(Records from a data collection)
# # #
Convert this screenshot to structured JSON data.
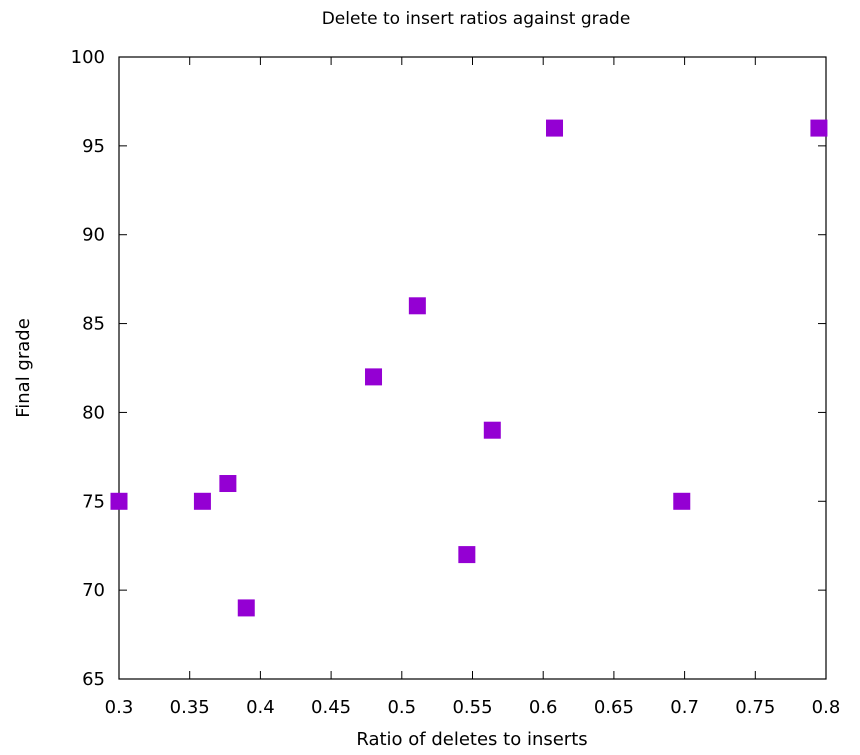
{
  "chart_data": {
    "type": "scatter",
    "title": "Delete to insert ratios against grade",
    "xlabel": "Ratio of deletes to inserts",
    "ylabel": "Final grade",
    "xlim": [
      0.3,
      0.8
    ],
    "ylim": [
      65,
      100
    ],
    "xticks": [
      "0.3",
      "0.35",
      "0.4",
      "0.45",
      "0.5",
      "0.55",
      "0.6",
      "0.65",
      "0.7",
      "0.75",
      "0.8"
    ],
    "yticks": [
      "65",
      "70",
      "75",
      "80",
      "85",
      "90",
      "95",
      "100"
    ],
    "grid": false,
    "legend": "none",
    "marker": "square",
    "marker_color": "#9400d3",
    "series": [
      {
        "x": [
          0.3,
          0.359,
          0.377,
          0.39,
          0.48,
          0.511,
          0.546,
          0.564,
          0.608,
          0.698,
          0.795
        ],
        "y": [
          75,
          75,
          76,
          69,
          82,
          86,
          72,
          79,
          96,
          75,
          96
        ]
      }
    ]
  }
}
# # #
Exercise task: What comes back should match the records exactly, minus any pictures.

Complete response:
Convert this screenshot to structured JSON data.
{
  "chart_data": {
    "type": "scatter",
    "title": "Delete to insert ratios against grade",
    "xlabel": "Ratio of deletes to inserts",
    "ylabel": "Final grade",
    "xlim": [
      0.3,
      0.8
    ],
    "ylim": [
      65,
      100
    ],
    "xticks": [
      "0.3",
      "0.35",
      "0.4",
      "0.45",
      "0.5",
      "0.55",
      "0.6",
      "0.65",
      "0.7",
      "0.75",
      "0.8"
    ],
    "yticks": [
      "65",
      "70",
      "75",
      "80",
      "85",
      "90",
      "95",
      "100"
    ],
    "grid": false,
    "legend": "none",
    "marker": "square",
    "marker_color": "#9400d3",
    "series": [
      {
        "x": [
          0.3,
          0.359,
          0.377,
          0.39,
          0.48,
          0.511,
          0.546,
          0.564,
          0.608,
          0.698,
          0.795
        ],
        "y": [
          75,
          75,
          76,
          69,
          82,
          86,
          72,
          79,
          96,
          75,
          96
        ]
      }
    ]
  }
}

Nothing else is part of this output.